◆ **Request**
Pull each line holding the word "categories" from the data.

◆ **Extracted entries**
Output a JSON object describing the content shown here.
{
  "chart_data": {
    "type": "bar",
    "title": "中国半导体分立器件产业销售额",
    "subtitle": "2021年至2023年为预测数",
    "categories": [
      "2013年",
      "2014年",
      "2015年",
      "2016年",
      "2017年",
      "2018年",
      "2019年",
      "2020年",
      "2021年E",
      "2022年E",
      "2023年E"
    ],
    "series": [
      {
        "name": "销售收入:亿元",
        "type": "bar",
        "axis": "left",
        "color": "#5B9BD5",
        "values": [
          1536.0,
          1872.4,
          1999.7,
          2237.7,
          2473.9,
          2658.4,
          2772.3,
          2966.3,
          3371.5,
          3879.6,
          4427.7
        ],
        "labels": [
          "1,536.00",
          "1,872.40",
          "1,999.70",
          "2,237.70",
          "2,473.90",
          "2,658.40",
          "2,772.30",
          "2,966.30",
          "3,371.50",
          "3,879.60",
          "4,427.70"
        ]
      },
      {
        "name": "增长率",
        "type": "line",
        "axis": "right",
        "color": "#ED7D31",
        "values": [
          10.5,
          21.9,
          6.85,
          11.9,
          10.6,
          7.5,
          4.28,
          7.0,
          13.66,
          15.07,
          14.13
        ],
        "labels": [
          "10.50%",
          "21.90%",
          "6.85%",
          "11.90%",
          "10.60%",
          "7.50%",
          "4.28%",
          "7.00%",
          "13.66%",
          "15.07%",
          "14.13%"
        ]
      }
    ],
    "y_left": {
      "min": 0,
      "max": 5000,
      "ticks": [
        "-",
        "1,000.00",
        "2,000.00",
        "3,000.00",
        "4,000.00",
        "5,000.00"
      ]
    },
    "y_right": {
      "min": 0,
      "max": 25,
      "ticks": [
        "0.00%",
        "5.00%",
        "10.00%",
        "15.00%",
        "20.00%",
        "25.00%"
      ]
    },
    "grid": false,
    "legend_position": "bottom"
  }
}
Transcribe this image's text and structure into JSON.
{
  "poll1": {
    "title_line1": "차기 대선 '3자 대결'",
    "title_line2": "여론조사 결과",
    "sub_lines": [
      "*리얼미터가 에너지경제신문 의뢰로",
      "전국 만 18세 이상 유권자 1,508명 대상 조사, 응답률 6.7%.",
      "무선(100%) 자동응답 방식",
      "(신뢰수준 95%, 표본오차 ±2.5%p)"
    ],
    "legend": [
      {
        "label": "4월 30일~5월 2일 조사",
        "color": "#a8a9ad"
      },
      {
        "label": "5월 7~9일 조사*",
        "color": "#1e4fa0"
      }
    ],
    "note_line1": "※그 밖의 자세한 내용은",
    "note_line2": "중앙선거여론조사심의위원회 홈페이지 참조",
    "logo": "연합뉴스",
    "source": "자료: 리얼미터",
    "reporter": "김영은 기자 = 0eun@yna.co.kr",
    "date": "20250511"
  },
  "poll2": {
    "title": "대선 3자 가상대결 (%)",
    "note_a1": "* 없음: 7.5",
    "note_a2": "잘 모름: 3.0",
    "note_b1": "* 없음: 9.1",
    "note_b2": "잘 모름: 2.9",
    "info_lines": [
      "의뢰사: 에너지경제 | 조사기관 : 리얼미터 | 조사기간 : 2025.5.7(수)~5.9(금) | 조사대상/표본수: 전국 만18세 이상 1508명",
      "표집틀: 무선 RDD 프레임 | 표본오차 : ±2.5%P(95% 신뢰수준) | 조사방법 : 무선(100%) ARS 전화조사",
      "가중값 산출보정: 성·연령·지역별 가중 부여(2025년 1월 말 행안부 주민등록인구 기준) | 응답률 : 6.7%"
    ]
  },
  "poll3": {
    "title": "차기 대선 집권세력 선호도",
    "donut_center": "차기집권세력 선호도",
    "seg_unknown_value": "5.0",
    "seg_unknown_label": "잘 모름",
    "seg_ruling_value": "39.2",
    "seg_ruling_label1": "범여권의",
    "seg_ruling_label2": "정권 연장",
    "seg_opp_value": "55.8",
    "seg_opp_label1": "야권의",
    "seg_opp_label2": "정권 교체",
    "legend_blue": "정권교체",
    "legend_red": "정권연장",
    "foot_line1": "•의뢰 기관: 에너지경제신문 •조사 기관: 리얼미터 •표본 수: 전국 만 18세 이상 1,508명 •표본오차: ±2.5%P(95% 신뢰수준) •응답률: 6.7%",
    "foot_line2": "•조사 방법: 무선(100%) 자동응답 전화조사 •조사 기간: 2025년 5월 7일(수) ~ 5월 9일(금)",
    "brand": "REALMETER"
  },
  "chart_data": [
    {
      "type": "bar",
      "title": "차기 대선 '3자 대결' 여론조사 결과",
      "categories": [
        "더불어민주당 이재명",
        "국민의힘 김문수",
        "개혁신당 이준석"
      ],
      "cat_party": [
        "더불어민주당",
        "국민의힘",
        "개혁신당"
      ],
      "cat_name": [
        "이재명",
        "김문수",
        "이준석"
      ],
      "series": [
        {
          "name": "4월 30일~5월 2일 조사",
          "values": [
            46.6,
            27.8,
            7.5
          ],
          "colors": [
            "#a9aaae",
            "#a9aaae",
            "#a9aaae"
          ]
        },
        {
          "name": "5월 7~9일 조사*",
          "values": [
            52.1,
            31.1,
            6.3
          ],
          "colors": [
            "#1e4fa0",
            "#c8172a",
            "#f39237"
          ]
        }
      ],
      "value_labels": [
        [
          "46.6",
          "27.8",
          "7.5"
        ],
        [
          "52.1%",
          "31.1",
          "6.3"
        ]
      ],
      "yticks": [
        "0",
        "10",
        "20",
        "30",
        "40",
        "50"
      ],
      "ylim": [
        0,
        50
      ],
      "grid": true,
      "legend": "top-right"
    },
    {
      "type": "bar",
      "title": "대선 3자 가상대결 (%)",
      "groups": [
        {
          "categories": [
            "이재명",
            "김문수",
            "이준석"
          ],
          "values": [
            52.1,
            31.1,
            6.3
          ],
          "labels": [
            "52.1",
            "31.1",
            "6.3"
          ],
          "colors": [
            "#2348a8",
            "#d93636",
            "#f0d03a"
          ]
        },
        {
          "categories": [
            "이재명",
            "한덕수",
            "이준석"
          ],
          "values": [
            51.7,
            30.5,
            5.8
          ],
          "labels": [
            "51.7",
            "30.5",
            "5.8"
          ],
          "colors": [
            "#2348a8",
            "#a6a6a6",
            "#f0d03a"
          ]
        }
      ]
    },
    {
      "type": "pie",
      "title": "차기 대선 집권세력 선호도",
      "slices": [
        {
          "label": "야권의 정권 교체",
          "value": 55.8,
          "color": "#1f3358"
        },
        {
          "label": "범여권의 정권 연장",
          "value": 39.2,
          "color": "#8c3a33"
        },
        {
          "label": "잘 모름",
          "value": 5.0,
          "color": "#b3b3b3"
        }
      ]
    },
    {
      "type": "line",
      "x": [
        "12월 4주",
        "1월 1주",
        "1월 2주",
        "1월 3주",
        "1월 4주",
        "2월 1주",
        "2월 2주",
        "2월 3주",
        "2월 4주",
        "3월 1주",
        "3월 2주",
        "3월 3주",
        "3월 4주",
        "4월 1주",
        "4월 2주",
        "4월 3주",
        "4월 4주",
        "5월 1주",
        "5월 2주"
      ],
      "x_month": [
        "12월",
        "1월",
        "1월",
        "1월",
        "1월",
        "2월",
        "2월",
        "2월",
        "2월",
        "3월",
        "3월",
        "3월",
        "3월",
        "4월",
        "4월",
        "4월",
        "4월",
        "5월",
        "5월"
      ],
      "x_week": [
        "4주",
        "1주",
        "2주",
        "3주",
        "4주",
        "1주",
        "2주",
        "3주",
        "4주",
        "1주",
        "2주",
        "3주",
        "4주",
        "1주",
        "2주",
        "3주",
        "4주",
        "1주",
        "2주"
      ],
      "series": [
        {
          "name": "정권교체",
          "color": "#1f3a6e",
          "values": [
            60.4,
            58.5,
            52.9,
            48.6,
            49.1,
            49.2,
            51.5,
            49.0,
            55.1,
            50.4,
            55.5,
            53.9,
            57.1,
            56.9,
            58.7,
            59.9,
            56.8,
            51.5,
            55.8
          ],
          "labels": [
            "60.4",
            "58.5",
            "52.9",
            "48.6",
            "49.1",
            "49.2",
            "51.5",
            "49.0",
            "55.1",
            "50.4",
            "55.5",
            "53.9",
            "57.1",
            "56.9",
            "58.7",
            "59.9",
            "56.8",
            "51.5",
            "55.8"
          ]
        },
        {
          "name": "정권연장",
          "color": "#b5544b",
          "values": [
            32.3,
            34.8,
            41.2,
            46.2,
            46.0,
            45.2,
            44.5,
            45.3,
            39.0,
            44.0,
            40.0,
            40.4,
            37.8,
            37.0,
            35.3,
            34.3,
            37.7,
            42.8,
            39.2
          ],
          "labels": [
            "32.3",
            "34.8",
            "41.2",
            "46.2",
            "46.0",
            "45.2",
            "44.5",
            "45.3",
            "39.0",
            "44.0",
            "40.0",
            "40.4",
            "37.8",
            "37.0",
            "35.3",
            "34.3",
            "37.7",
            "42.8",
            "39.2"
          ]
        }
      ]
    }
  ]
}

◆ **Full output**
    "categories": [
      "categories": [
          "categories": [
          "categories": [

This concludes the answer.